**What needs to be done**
Please list all lines of the material below in which the string "plain" occurs.

Start Records for this task

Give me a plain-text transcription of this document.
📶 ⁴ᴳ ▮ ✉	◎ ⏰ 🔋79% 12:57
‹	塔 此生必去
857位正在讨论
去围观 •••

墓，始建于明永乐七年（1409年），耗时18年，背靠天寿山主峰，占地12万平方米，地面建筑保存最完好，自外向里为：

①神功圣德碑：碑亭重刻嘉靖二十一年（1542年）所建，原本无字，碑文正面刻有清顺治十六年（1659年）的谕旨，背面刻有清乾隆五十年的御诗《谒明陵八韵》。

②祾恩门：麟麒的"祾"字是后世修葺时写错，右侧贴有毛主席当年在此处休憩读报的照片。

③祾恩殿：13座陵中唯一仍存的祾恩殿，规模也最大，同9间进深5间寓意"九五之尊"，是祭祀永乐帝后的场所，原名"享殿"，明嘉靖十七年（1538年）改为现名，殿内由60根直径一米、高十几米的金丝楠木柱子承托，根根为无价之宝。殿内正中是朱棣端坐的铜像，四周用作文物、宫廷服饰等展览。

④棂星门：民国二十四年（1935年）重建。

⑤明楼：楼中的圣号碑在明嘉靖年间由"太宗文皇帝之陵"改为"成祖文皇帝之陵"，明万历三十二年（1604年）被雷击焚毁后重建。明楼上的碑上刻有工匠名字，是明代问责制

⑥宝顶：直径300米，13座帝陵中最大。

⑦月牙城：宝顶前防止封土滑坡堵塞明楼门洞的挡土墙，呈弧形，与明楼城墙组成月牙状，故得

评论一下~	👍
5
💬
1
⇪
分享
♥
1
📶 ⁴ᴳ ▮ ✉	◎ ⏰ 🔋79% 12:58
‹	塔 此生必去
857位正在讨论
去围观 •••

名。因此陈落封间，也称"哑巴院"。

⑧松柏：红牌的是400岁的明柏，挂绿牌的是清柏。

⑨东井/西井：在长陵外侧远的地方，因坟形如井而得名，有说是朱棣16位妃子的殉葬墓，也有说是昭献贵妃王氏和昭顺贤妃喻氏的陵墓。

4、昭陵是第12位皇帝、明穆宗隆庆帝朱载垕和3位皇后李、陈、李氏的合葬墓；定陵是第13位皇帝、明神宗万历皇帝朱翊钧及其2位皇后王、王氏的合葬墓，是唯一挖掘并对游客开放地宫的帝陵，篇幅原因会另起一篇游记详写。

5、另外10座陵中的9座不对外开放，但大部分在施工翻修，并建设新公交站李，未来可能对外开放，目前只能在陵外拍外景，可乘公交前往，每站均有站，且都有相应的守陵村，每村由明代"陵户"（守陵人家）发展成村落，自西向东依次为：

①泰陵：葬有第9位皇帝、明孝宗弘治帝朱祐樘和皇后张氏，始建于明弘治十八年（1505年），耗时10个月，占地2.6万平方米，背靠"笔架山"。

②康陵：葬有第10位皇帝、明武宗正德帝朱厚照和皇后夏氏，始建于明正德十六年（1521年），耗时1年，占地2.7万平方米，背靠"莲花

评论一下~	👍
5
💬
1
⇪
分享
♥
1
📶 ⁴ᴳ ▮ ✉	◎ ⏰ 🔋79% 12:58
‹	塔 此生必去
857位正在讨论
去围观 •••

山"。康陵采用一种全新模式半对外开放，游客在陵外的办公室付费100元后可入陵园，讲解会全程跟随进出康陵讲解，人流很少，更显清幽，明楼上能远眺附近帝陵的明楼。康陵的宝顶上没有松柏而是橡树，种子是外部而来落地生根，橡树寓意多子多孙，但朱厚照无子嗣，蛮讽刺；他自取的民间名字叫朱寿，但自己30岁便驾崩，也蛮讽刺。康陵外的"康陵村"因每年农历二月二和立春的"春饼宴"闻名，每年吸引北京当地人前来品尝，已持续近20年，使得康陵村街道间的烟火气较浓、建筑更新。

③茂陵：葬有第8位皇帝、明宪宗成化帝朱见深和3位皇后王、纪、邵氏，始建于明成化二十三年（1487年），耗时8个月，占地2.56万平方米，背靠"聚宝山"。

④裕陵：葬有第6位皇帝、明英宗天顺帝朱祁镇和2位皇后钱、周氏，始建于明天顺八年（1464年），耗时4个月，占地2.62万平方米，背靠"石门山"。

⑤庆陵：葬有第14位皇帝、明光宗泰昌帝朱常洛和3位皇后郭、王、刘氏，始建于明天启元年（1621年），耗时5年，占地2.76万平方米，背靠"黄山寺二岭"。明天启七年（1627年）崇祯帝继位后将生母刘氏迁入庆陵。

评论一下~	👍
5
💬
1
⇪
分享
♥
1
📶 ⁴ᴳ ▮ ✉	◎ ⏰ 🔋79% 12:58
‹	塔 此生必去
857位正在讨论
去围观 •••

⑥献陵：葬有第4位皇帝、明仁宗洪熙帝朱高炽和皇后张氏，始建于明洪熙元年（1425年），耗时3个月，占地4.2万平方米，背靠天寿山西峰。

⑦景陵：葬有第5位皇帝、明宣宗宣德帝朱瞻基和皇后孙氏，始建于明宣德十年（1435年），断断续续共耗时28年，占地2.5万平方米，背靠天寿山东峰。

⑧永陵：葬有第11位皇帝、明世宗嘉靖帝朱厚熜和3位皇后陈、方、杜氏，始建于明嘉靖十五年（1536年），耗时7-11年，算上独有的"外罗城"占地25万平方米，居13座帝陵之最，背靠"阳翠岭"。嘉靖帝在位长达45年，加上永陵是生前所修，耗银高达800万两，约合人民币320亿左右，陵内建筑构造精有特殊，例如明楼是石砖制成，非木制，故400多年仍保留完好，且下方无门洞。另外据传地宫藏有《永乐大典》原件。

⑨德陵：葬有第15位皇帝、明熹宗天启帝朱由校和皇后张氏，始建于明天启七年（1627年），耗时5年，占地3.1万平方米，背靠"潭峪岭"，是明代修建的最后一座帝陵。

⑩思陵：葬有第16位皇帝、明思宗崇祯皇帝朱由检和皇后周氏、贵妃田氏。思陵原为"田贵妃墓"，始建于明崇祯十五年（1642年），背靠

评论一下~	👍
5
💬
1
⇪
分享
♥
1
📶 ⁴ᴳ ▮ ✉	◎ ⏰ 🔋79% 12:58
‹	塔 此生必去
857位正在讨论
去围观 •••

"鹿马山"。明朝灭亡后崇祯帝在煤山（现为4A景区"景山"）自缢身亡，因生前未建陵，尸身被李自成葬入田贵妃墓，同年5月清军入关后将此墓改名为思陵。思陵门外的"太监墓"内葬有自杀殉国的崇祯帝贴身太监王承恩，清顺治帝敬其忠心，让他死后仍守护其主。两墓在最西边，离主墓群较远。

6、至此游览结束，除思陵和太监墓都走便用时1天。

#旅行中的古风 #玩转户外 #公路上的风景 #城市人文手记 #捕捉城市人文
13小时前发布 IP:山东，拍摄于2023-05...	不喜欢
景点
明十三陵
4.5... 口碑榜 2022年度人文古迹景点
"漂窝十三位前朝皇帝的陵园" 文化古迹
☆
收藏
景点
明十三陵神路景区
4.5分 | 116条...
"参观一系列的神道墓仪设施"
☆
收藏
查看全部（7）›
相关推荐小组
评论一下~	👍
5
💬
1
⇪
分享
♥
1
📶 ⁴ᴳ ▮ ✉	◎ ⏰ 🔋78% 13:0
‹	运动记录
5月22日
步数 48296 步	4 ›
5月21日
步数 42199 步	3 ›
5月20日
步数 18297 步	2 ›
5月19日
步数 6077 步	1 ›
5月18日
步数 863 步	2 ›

End Records for this task
Start Records for this task

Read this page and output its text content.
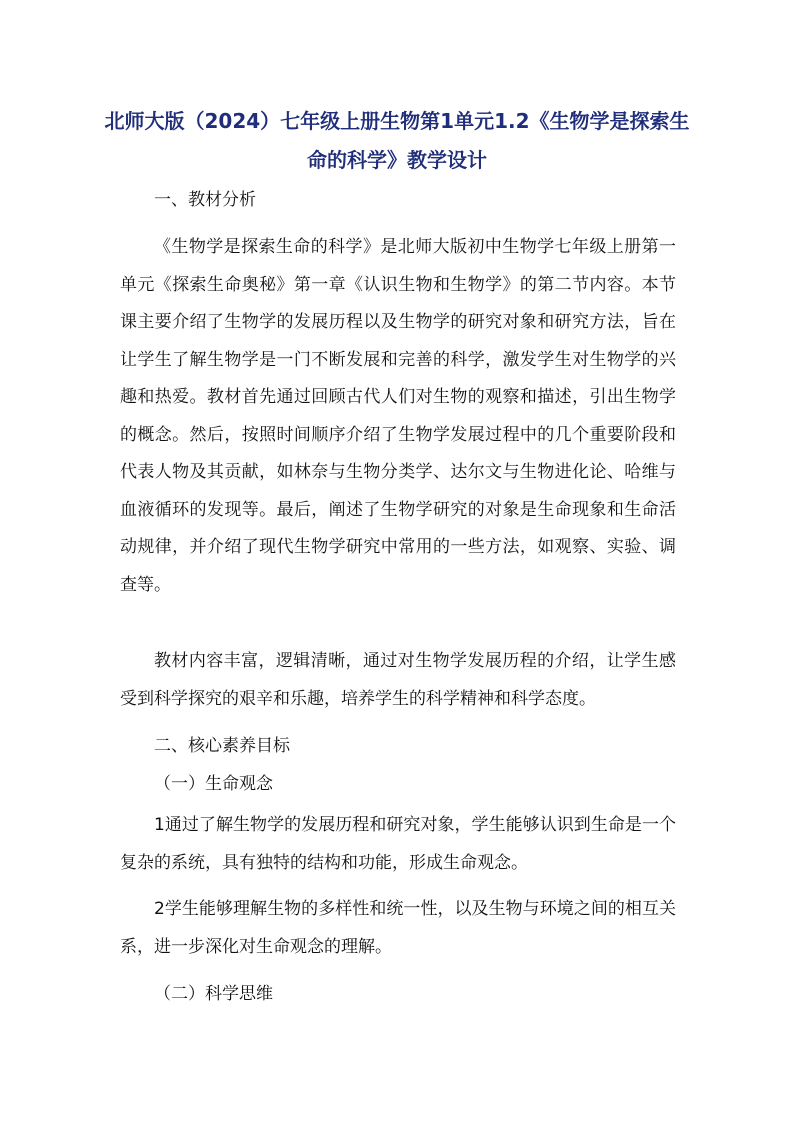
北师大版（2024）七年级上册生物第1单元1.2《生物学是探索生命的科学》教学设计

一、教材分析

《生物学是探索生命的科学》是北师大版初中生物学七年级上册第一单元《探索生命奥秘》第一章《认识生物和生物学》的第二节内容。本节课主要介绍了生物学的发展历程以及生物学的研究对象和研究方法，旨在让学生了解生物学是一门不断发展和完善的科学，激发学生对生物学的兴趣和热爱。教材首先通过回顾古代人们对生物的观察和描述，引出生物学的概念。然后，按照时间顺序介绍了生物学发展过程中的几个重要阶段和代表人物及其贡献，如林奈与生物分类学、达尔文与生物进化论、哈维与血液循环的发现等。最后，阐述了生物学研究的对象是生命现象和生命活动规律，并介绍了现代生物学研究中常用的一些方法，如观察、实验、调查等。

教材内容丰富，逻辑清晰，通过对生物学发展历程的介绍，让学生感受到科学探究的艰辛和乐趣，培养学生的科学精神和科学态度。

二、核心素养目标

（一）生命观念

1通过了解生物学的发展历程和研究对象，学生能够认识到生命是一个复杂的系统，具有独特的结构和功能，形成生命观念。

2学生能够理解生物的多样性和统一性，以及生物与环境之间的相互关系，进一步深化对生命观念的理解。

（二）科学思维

End Records for this task
Start Records for this task

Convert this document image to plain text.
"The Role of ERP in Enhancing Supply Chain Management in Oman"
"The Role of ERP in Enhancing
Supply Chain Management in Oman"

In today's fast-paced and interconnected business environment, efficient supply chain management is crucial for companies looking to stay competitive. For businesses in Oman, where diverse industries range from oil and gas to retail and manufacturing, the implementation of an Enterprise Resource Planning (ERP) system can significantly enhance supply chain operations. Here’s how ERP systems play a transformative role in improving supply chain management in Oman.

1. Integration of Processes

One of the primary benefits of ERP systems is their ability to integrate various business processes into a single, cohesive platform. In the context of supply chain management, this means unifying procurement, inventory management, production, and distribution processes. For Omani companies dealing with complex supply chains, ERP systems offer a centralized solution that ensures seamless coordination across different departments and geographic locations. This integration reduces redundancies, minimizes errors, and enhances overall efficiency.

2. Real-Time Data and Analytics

End Records for this task

**Complete response**
Give me a plain-text transcription of this document.
Convert this document image to plain text.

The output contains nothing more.